**WHAT TO WORK ON**:
In the data below, find every line with the string "this" and pull it out.
□ □ □ □ □ □ □
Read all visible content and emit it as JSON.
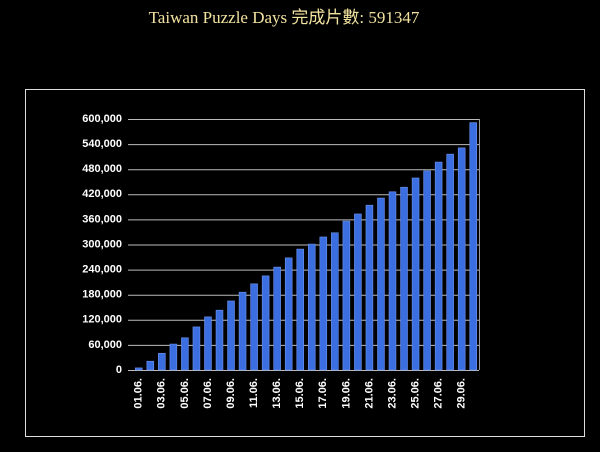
{
  "chart_data": {
    "type": "bar",
    "title": "Taiwan Puzzle Days 完成片數: 591347",
    "categories": [
      "01.06.",
      null,
      "03.06.",
      null,
      "05.06.",
      null,
      "07.06.",
      null,
      "09.06.",
      null,
      "11.06.",
      null,
      "13.06.",
      null,
      "15.06.",
      null,
      "17.06.",
      null,
      "19.06.",
      null,
      "21.06.",
      null,
      "23.06.",
      null,
      "25.06.",
      null,
      "27.06.",
      null,
      "29.06.",
      null
    ],
    "values": [
      5000,
      21000,
      40000,
      62000,
      77000,
      103000,
      127000,
      143000,
      165000,
      186000,
      206000,
      225000,
      246000,
      268000,
      289000,
      301000,
      318000,
      328000,
      356000,
      373000,
      394000,
      411000,
      426000,
      437000,
      459000,
      476000,
      497000,
      516000,
      531000,
      591347
    ],
    "color": "#3b6ee0",
    "ylim": [
      0,
      600000
    ],
    "yticks": [
      0,
      {
        "value": 60000,
        "label": "60,000"
      },
      {
        "value": 120000,
        "label": "120,000"
      },
      {
        "value": 180000,
        "label": "180,000"
      },
      {
        "value": 240000,
        "label": "240,000"
      },
      {
        "value": 300000,
        "label": "300,000"
      },
      {
        "value": 360000,
        "label": "360,000"
      },
      {
        "value": 420000,
        "label": "420,000"
      },
      {
        "value": 480000,
        "label": "480,000"
      },
      {
        "value": 540000,
        "label": "540,000"
      },
      {
        "value": 600000,
        "label": "600,000"
      }
    ],
    "grid": true
  }
}
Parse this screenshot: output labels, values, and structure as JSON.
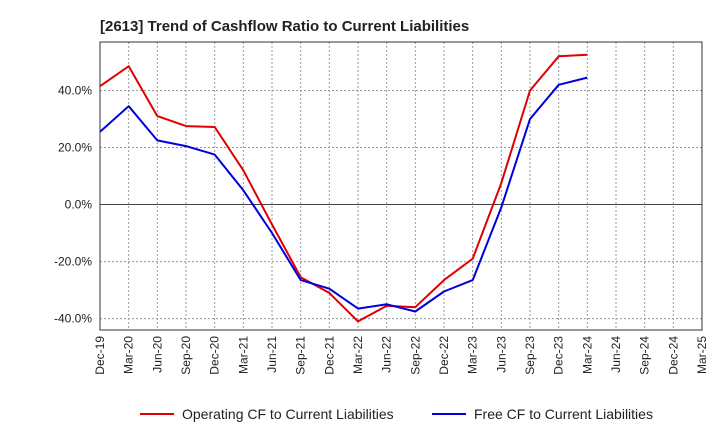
{
  "chart_data": {
    "type": "line",
    "title": "[2613]  Trend of Cashflow Ratio to Current Liabilities",
    "xlabel": "",
    "ylabel": "",
    "x_tick_labels": [
      "Dec-19",
      "Mar-20",
      "Jun-20",
      "Sep-20",
      "Dec-20",
      "Mar-21",
      "Jun-21",
      "Sep-21",
      "Dec-21",
      "Mar-22",
      "Jun-22",
      "Sep-22",
      "Dec-22",
      "Mar-23",
      "Jun-23",
      "Sep-23",
      "Dec-23",
      "Mar-24",
      "Jun-24",
      "Sep-24",
      "Dec-24",
      "Mar-25"
    ],
    "y_ticks": [
      -40,
      -20,
      0,
      20,
      40
    ],
    "y_tick_labels": [
      "-40.0%",
      "-20.0%",
      "0.0%",
      "20.0%",
      "40.0%"
    ],
    "ylim": [
      -44,
      57
    ],
    "grid": true,
    "legend_position": "bottom",
    "series": [
      {
        "name": "Operating CF to Current Liabilities",
        "color": "#e00000",
        "x": [
          "Dec-19",
          "Mar-20",
          "Jun-20",
          "Sep-20",
          "Dec-20",
          "Mar-21",
          "Jun-21",
          "Sep-21",
          "Dec-21",
          "Mar-22",
          "Jun-22",
          "Sep-22",
          "Dec-22",
          "Mar-23",
          "Jun-23",
          "Sep-23",
          "Dec-23",
          "Mar-24"
        ],
        "values": [
          41.5,
          48.5,
          31.0,
          27.5,
          27.2,
          12.0,
          -7.0,
          -25.5,
          -31.0,
          -41.0,
          -35.5,
          -36.0,
          -26.5,
          -19.0,
          7.5,
          40.0,
          52.0,
          52.5
        ]
      },
      {
        "name": "Free CF to Current Liabilities",
        "color": "#0000dd",
        "x": [
          "Dec-19",
          "Mar-20",
          "Jun-20",
          "Sep-20",
          "Dec-20",
          "Mar-21",
          "Jun-21",
          "Sep-21",
          "Dec-21",
          "Mar-22",
          "Jun-22",
          "Sep-22",
          "Dec-22",
          "Mar-23",
          "Jun-23",
          "Sep-23",
          "Dec-23",
          "Mar-24"
        ],
        "values": [
          25.5,
          34.5,
          22.5,
          20.5,
          17.5,
          5.0,
          -10.0,
          -26.5,
          -29.5,
          -36.5,
          -35.0,
          -37.5,
          -30.5,
          -26.5,
          -1.0,
          30.0,
          42.0,
          44.5
        ]
      }
    ]
  }
}
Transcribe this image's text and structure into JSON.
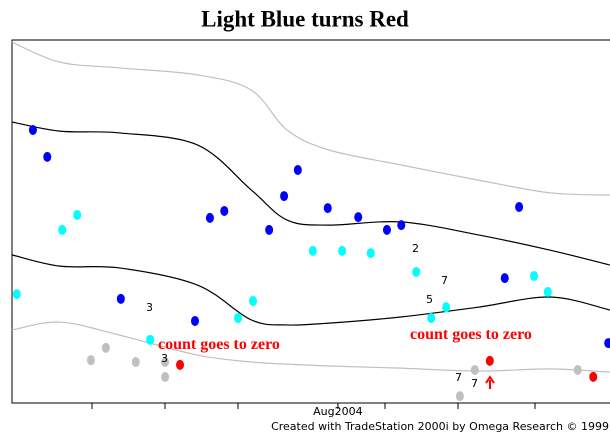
{
  "chart_data": {
    "type": "scatter",
    "title": "Light Blue turns Red",
    "footer": "Created with TradeStation 2000i by Omega Research © 1999",
    "xlim": [
      0,
      100
    ],
    "ylim": [
      0,
      100
    ],
    "xticks": [
      {
        "value": 54.5,
        "label": "Aug2004"
      }
    ],
    "lines": [
      {
        "color": "#c0c0c0",
        "x": [
          0,
          8,
          18,
          31,
          40,
          46,
          53,
          65,
          78,
          90,
          100
        ],
        "values": [
          99.4,
          93.9,
          92.3,
          90.4,
          86.2,
          75.2,
          69.7,
          65.6,
          61.4,
          57.9,
          57.3
        ]
      },
      {
        "color": "#000000",
        "x": [
          0,
          8,
          18,
          31,
          40,
          46,
          53,
          65,
          78,
          90,
          100
        ],
        "values": [
          77.4,
          74.9,
          74.4,
          71.1,
          58.7,
          50.4,
          49.0,
          49.9,
          46.3,
          42.1,
          38.0
        ]
      },
      {
        "color": "#000000",
        "x": [
          0,
          8,
          18,
          31,
          40,
          46,
          53,
          65,
          78,
          90,
          100
        ],
        "values": [
          40.8,
          37.7,
          37.2,
          32.5,
          22.9,
          21.5,
          22.0,
          23.7,
          26.4,
          29.2,
          25.6
        ]
      },
      {
        "color": "#c0c0c0",
        "x": [
          0,
          8,
          18,
          31,
          40,
          46,
          53,
          65,
          78,
          90,
          100
        ],
        "values": [
          20.1,
          22.3,
          18.7,
          13.2,
          11.3,
          10.7,
          10.2,
          9.6,
          8.8,
          9.4,
          8.5
        ]
      }
    ],
    "series": [
      {
        "color": "#0000ff",
        "x": [
          3.5,
          5.9,
          18.2,
          30.6,
          33.1,
          35.5,
          43.0,
          45.5,
          47.8,
          52.8,
          57.9,
          62.7,
          65.1,
          82.4,
          84.8,
          99.7
        ],
        "values": [
          75.2,
          67.8,
          28.7,
          22.6,
          51.0,
          52.9,
          47.7,
          57.0,
          64.2,
          53.7,
          51.2,
          47.7,
          49.0,
          34.4,
          54.0,
          16.5
        ]
      },
      {
        "color": "#00ffff",
        "x": [
          0.8,
          8.4,
          10.9,
          23.1,
          37.8,
          40.3,
          50.3,
          55.2,
          60.0,
          67.6,
          70.1,
          72.6,
          87.3,
          89.6
        ],
        "values": [
          30.0,
          47.7,
          51.8,
          17.4,
          23.4,
          28.1,
          41.9,
          41.9,
          41.3,
          36.1,
          23.4,
          26.4,
          35.0,
          30.6
        ]
      },
      {
        "color": "#c0c0c0",
        "x": [
          13.2,
          15.7,
          20.7,
          25.6,
          25.6,
          74.9,
          77.4,
          94.6
        ],
        "values": [
          11.8,
          15.2,
          11.3,
          11.3,
          7.2,
          1.9,
          9.1,
          9.1
        ]
      },
      {
        "color": "#ff0000",
        "x": [
          28.1,
          79.9,
          97.2
        ],
        "values": [
          10.5,
          11.6,
          7.2
        ]
      }
    ],
    "annotations": [
      "count goes to zero",
      "count goes to zero",
      "3",
      "2",
      "7",
      "5",
      "3",
      "7",
      "7"
    ]
  }
}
□ □ □ □ □ □ □
**FINAL ANSWER**:
Parse this screenshot: output labels, values, and structure as JSON.
Transcribe this image's text and structure into JSON.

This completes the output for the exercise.